[Collected data entries]
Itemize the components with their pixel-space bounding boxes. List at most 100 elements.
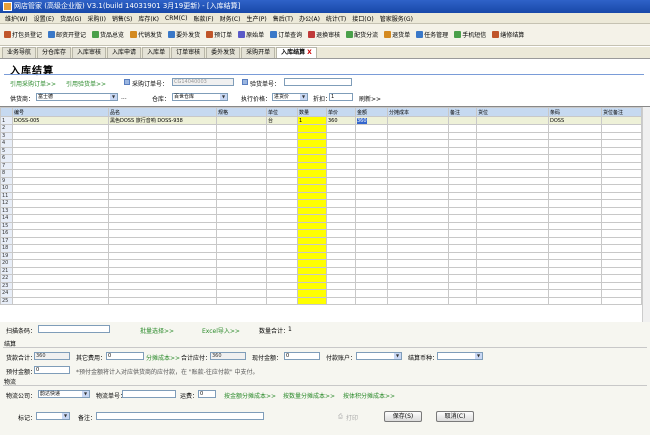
table-cell[interactable] [601, 191, 642, 200]
column-header[interactable]: 品名 [108, 107, 217, 117]
table-cell[interactable] [448, 259, 477, 268]
table-cell[interactable] [387, 281, 449, 290]
tab-item[interactable]: 订单审核 [171, 47, 206, 58]
table-cell[interactable] [601, 251, 642, 260]
tracking-field[interactable] [122, 390, 176, 398]
warehouse-select[interactable]: 百世仓库 [172, 93, 228, 101]
menu-item[interactable]: 管家服务(G) [377, 14, 416, 23]
table-cell[interactable] [326, 229, 356, 238]
table-cell[interactable] [266, 266, 298, 275]
table-cell[interactable] [448, 169, 477, 178]
table-cell[interactable] [387, 251, 449, 260]
table-cell[interactable] [297, 274, 327, 283]
scan-barcode-field[interactable] [38, 325, 110, 333]
table-cell[interactable] [476, 259, 549, 268]
table-cell[interactable] [12, 161, 109, 170]
supplier-browse-button[interactable]: ... [121, 94, 127, 101]
table-cell[interactable] [448, 154, 477, 163]
batch-select-link[interactable]: 批量选择>> [140, 326, 174, 335]
column-header[interactable]: 规格 [216, 107, 267, 117]
table-cell[interactable] [108, 281, 217, 290]
table-cell[interactable] [216, 139, 267, 148]
column-header[interactable]: 分摊成本 [387, 107, 449, 117]
table-cell[interactable] [448, 266, 477, 275]
column-header[interactable]: 单价 [326, 107, 356, 117]
table-cell[interactable] [355, 214, 388, 223]
table-row[interactable]: 21 [0, 266, 642, 275]
table-cell[interactable] [297, 199, 327, 208]
table-cell[interactable] [297, 244, 327, 253]
table-cell[interactable] [476, 169, 549, 178]
table-cell[interactable] [448, 146, 477, 155]
allocate-cost-link[interactable]: 分摊成本>> [146, 353, 180, 362]
table-row[interactable]: 20 [0, 259, 642, 268]
table-row[interactable]: 9 [0, 176, 642, 185]
table-row[interactable]: 24 [0, 289, 642, 298]
table-cell[interactable] [476, 229, 549, 238]
table-cell[interactable] [387, 229, 449, 238]
grid-scrollbar[interactable] [642, 107, 650, 323]
table-cell[interactable] [355, 206, 388, 215]
table-cell[interactable] [266, 191, 298, 200]
table-cell[interactable] [476, 139, 549, 148]
table-cell[interactable] [476, 116, 549, 125]
table-cell[interactable] [387, 146, 449, 155]
table-cell[interactable] [216, 191, 267, 200]
table-row[interactable]: 25 [0, 296, 642, 305]
table-cell[interactable] [216, 176, 267, 185]
save-button[interactable]: 保存(S) [384, 411, 422, 422]
table-row[interactable]: 8 [0, 169, 642, 178]
table-cell[interactable] [601, 139, 642, 148]
table-cell[interactable] [108, 229, 217, 238]
toolbar-button[interactable]: 代销发货 [130, 30, 162, 39]
table-cell[interactable] [387, 169, 449, 178]
table-cell[interactable] [355, 146, 388, 155]
table-cell[interactable] [476, 221, 549, 230]
table-cell[interactable] [601, 221, 642, 230]
table-cell[interactable] [108, 131, 217, 140]
table-cell[interactable] [108, 154, 217, 163]
table-cell[interactable] [297, 281, 327, 290]
pre-amount-field[interactable]: 0 [34, 366, 70, 374]
table-cell[interactable] [12, 244, 109, 253]
table-cell[interactable] [108, 176, 217, 185]
other-fee-field[interactable]: 0 [106, 352, 144, 360]
table-cell[interactable] [326, 236, 356, 245]
table-cell[interactable] [476, 251, 549, 260]
table-cell[interactable] [448, 191, 477, 200]
table-cell[interactable] [266, 139, 298, 148]
table-cell[interactable] [476, 199, 549, 208]
table-cell[interactable] [387, 161, 449, 170]
toolbar-button[interactable]: 退换审核 [308, 30, 340, 39]
table-row[interactable]: 5 [0, 146, 642, 155]
table-cell[interactable] [297, 139, 327, 148]
toolbar-button[interactable]: 订单查询 [270, 30, 302, 39]
toolbar-button[interactable]: 配货分流 [346, 30, 378, 39]
table-cell[interactable] [448, 236, 477, 245]
table-cell[interactable] [266, 244, 298, 253]
table-cell[interactable] [601, 206, 642, 215]
table-cell[interactable] [266, 124, 298, 133]
table-cell[interactable] [297, 124, 327, 133]
table-cell[interactable] [326, 259, 356, 268]
menu-item[interactable]: 财务(C) [217, 14, 244, 23]
table-cell[interactable] [216, 131, 267, 140]
table-cell[interactable] [108, 199, 217, 208]
table-cell[interactable] [326, 124, 356, 133]
table-cell[interactable] [297, 229, 327, 238]
table-cell[interactable] [297, 146, 327, 155]
table-row[interactable]: 15 [0, 221, 642, 230]
table-cell[interactable] [326, 146, 356, 155]
table-cell[interactable] [266, 259, 298, 268]
column-header[interactable]: 备注 [448, 107, 477, 117]
menu-item[interactable]: 售后(T) [270, 14, 296, 23]
ref-po-link[interactable]: 引用采购订单>> [10, 79, 56, 88]
table-cell[interactable] [108, 214, 217, 223]
table-cell[interactable] [387, 154, 449, 163]
table-row[interactable]: 18 [0, 244, 642, 253]
table-cell[interactable] [266, 169, 298, 178]
allocate-by-qty-link[interactable]: 按数量分摊成本>> [283, 391, 335, 400]
table-cell[interactable] [387, 266, 449, 275]
table-cell[interactable] [548, 154, 602, 163]
table-cell[interactable] [266, 146, 298, 155]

◆ Short task
Write out, unchanged, the lines in the rows above from the line with "table-cell[interactable] [601, 191, 642, 200]" up to and including the line with "table-cell[interactable] [297, 244, 327, 253]".

◆ Correct response
table-cell[interactable] [601, 191, 642, 200]
column-header[interactable]: 品名 [108, 107, 217, 117]
table-cell[interactable] [448, 259, 477, 268]
table-cell[interactable] [387, 281, 449, 290]
tab-item[interactable]: 订单审核 [171, 47, 206, 58]
table-cell[interactable] [601, 251, 642, 260]
tracking-field[interactable] [122, 390, 176, 398]
warehouse-select[interactable]: 百世仓库 [172, 93, 228, 101]
menu-item[interactable]: 管家服务(G) [377, 14, 416, 23]
table-cell[interactable] [326, 229, 356, 238]
table-cell[interactable] [266, 266, 298, 275]
table-cell[interactable] [448, 169, 477, 178]
table-cell[interactable] [387, 251, 449, 260]
table-cell[interactable] [297, 274, 327, 283]
scan-barcode-field[interactable] [38, 325, 110, 333]
table-cell[interactable] [476, 259, 549, 268]
table-cell[interactable] [12, 161, 109, 170]
supplier-browse-button[interactable]: ... [121, 94, 127, 101]
table-cell[interactable] [448, 154, 477, 163]
batch-select-link[interactable]: 批量选择>> [140, 326, 174, 335]
column-header[interactable]: 规格 [216, 107, 267, 117]
table-cell[interactable] [108, 281, 217, 290]
table-cell[interactable] [216, 139, 267, 148]
column-header[interactable]: 分摊成本 [387, 107, 449, 117]
table-cell[interactable] [448, 266, 477, 275]
column-header[interactable]: 单价 [326, 107, 356, 117]
table-cell[interactable] [355, 214, 388, 223]
table-row[interactable]: 21 [0, 266, 642, 275]
table-cell[interactable] [297, 199, 327, 208]
table-cell[interactable] [297, 244, 327, 253]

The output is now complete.